-- Start of DATA TO PROCESS --

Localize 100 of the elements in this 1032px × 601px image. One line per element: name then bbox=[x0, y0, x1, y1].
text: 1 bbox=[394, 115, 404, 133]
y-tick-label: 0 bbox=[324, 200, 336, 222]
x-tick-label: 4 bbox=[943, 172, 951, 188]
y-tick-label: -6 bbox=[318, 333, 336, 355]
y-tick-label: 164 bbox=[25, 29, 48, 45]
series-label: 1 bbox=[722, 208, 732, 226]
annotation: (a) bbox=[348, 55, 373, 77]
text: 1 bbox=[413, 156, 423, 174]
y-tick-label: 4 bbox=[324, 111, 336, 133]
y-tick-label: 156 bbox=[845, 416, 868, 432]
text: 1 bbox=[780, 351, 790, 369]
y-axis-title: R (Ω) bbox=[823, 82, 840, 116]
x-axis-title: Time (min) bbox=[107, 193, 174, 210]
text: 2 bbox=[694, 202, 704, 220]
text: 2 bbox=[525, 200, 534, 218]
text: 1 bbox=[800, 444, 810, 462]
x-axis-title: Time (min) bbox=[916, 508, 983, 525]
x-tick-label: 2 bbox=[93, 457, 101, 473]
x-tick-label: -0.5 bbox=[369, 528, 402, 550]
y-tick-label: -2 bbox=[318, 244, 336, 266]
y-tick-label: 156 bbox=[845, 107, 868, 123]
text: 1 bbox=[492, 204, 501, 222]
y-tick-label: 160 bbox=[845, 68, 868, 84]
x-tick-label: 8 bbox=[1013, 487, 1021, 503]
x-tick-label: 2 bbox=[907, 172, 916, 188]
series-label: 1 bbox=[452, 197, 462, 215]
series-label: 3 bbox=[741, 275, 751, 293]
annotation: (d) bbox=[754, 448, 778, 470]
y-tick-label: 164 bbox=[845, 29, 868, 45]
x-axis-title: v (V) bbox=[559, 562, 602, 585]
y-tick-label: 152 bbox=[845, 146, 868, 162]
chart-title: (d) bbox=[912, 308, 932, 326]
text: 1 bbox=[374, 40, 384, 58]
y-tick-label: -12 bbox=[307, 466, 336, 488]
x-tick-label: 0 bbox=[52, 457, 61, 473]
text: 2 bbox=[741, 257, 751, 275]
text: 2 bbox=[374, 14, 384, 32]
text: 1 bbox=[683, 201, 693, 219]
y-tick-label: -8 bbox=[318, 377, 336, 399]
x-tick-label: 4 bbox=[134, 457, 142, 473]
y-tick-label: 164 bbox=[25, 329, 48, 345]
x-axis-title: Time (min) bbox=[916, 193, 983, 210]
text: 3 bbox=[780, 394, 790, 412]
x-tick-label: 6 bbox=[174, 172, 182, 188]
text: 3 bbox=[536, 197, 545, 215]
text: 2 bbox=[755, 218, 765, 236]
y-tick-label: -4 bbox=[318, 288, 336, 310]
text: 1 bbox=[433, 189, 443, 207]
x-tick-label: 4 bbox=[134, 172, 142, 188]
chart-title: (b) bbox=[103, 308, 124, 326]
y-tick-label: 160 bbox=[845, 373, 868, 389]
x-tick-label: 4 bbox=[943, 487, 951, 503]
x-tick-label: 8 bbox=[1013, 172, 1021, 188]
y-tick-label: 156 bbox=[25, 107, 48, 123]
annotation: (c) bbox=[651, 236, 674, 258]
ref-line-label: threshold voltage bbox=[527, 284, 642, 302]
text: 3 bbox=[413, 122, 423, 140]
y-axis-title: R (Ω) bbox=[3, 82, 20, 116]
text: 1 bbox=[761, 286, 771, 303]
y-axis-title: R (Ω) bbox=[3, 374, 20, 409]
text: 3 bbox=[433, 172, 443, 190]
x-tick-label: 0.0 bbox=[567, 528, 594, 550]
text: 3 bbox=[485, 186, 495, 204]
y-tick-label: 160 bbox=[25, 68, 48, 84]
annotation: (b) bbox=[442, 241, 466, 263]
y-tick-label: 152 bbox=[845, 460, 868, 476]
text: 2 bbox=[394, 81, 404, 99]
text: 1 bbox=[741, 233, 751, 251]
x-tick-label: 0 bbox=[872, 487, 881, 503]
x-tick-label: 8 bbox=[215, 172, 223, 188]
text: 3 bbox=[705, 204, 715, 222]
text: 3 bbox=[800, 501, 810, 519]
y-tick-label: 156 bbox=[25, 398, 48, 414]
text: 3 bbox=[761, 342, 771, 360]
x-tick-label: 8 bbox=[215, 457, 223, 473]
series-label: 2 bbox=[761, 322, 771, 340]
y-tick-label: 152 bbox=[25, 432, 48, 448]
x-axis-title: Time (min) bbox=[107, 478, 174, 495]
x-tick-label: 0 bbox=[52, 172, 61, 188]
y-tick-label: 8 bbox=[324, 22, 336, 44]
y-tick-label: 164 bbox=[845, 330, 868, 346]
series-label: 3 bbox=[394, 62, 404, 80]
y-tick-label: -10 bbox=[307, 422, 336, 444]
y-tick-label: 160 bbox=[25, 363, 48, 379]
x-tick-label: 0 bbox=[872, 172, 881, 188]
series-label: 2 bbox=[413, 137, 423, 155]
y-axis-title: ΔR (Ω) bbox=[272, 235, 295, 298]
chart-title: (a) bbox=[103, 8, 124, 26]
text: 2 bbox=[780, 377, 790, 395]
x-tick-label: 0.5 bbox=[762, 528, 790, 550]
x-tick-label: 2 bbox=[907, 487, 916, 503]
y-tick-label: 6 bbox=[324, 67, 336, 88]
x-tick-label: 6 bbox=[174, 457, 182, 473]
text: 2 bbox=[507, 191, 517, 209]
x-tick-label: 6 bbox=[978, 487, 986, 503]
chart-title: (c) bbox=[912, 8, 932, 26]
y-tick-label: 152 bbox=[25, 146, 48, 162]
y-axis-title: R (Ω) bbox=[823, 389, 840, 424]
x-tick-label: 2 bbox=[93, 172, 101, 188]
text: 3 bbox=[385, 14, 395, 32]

-- End of DATA TO PROCESS --

Please copy every one of these records line for line, changing nothing.

◆ WORKED SOLUTION ◆
Localize 100 of the elements in this 1032px × 601px image. One line per element: name then bbox=[x0, y0, x1, y1].
text: 1 bbox=[394, 115, 404, 133]
y-tick-label: 0 bbox=[324, 200, 336, 222]
x-tick-label: 4 bbox=[943, 172, 951, 188]
y-tick-label: -6 bbox=[318, 333, 336, 355]
y-tick-label: 164 bbox=[25, 29, 48, 45]
series-label: 1 bbox=[722, 208, 732, 226]
annotation: (a) bbox=[348, 55, 373, 77]
text: 1 bbox=[413, 156, 423, 174]
y-tick-label: 4 bbox=[324, 111, 336, 133]
y-tick-label: 156 bbox=[845, 416, 868, 432]
text: 1 bbox=[780, 351, 790, 369]
y-axis-title: R (Ω) bbox=[823, 82, 840, 116]
x-axis-title: Time (min) bbox=[107, 193, 174, 210]
text: 2 bbox=[694, 202, 704, 220]
text: 2 bbox=[525, 200, 534, 218]
text: 1 bbox=[800, 444, 810, 462]
x-axis-title: Time (min) bbox=[916, 508, 983, 525]
x-tick-label: 2 bbox=[93, 457, 101, 473]
x-tick-label: -0.5 bbox=[369, 528, 402, 550]
y-tick-label: -2 bbox=[318, 244, 336, 266]
y-tick-label: 156 bbox=[845, 107, 868, 123]
text: 1 bbox=[492, 204, 501, 222]
y-tick-label: 160 bbox=[845, 68, 868, 84]
x-tick-label: 8 bbox=[1013, 487, 1021, 503]
x-tick-label: 2 bbox=[907, 172, 916, 188]
series-label: 1 bbox=[452, 197, 462, 215]
series-label: 3 bbox=[741, 275, 751, 293]
annotation: (d) bbox=[754, 448, 778, 470]
y-tick-label: 164 bbox=[845, 29, 868, 45]
x-axis-title: v (V) bbox=[559, 562, 602, 585]
y-tick-label: 152 bbox=[845, 146, 868, 162]
chart-title: (d) bbox=[912, 308, 932, 326]
text: 1 bbox=[374, 40, 384, 58]
y-tick-label: -12 bbox=[307, 466, 336, 488]
x-tick-label: 0 bbox=[52, 457, 61, 473]
text: 2 bbox=[741, 257, 751, 275]
text: 2 bbox=[374, 14, 384, 32]
text: 1 bbox=[683, 201, 693, 219]
y-tick-label: -8 bbox=[318, 377, 336, 399]
x-tick-label: 4 bbox=[134, 457, 142, 473]
y-tick-label: 164 bbox=[25, 329, 48, 345]
x-axis-title: Time (min) bbox=[916, 193, 983, 210]
text: 3 bbox=[780, 394, 790, 412]
x-tick-label: 6 bbox=[174, 172, 182, 188]
text: 3 bbox=[536, 197, 545, 215]
text: 2 bbox=[755, 218, 765, 236]
y-tick-label: -4 bbox=[318, 288, 336, 310]
text: 1 bbox=[433, 189, 443, 207]
x-tick-label: 4 bbox=[134, 172, 142, 188]
chart-title: (b) bbox=[103, 308, 124, 326]
y-tick-label: 160 bbox=[845, 373, 868, 389]
x-tick-label: 4 bbox=[943, 487, 951, 503]
x-tick-label: 8 bbox=[1013, 172, 1021, 188]
y-tick-label: 156 bbox=[25, 107, 48, 123]
annotation: (c) bbox=[651, 236, 674, 258]
ref-line-label: threshold voltage bbox=[527, 284, 642, 302]
text: 3 bbox=[413, 122, 423, 140]
y-axis-title: R (Ω) bbox=[3, 82, 20, 116]
text: 1 bbox=[761, 286, 771, 303]
y-axis-title: R (Ω) bbox=[3, 374, 20, 409]
text: 3 bbox=[433, 172, 443, 190]
x-tick-label: 0.0 bbox=[567, 528, 594, 550]
text: 3 bbox=[485, 186, 495, 204]
y-tick-label: 160 bbox=[25, 68, 48, 84]
annotation: (b) bbox=[442, 241, 466, 263]
y-tick-label: 152 bbox=[845, 460, 868, 476]
text: 2 bbox=[394, 81, 404, 99]
text: 1 bbox=[741, 233, 751, 251]
x-tick-label: 0 bbox=[872, 487, 881, 503]
x-tick-label: 8 bbox=[215, 172, 223, 188]
text: 3 bbox=[705, 204, 715, 222]
text: 3 bbox=[800, 501, 810, 519]
y-tick-label: 156 bbox=[25, 398, 48, 414]
text: 3 bbox=[761, 342, 771, 360]
x-tick-label: 8 bbox=[215, 457, 223, 473]
series-label: 2 bbox=[761, 322, 771, 340]
y-tick-label: 152 bbox=[25, 432, 48, 448]
x-axis-title: Time (min) bbox=[107, 478, 174, 495]
x-tick-label: 0 bbox=[52, 172, 61, 188]
y-tick-label: 8 bbox=[324, 22, 336, 44]
y-tick-label: 164 bbox=[845, 330, 868, 346]
series-label: 3 bbox=[394, 62, 404, 80]
y-tick-label: -10 bbox=[307, 422, 336, 444]
y-tick-label: 160 bbox=[25, 363, 48, 379]
x-tick-label: 0 bbox=[872, 172, 881, 188]
series-label: 2 bbox=[413, 137, 423, 155]
y-axis-title: ΔR (Ω) bbox=[272, 235, 295, 298]
chart-title: (a) bbox=[103, 8, 124, 26]
text: 2 bbox=[780, 377, 790, 395]
x-tick-label: 0.5 bbox=[762, 528, 790, 550]
x-tick-label: 2 bbox=[907, 487, 916, 503]
y-tick-label: 6 bbox=[324, 67, 336, 88]
x-tick-label: 6 bbox=[174, 457, 182, 473]
text: 2 bbox=[507, 191, 517, 209]
x-tick-label: 6 bbox=[978, 487, 986, 503]
chart-title: (c) bbox=[912, 8, 932, 26]
y-tick-label: 152 bbox=[25, 146, 48, 162]
y-axis-title: R (Ω) bbox=[823, 389, 840, 424]
x-tick-label: 2 bbox=[93, 172, 101, 188]
text: 3 bbox=[385, 14, 395, 32]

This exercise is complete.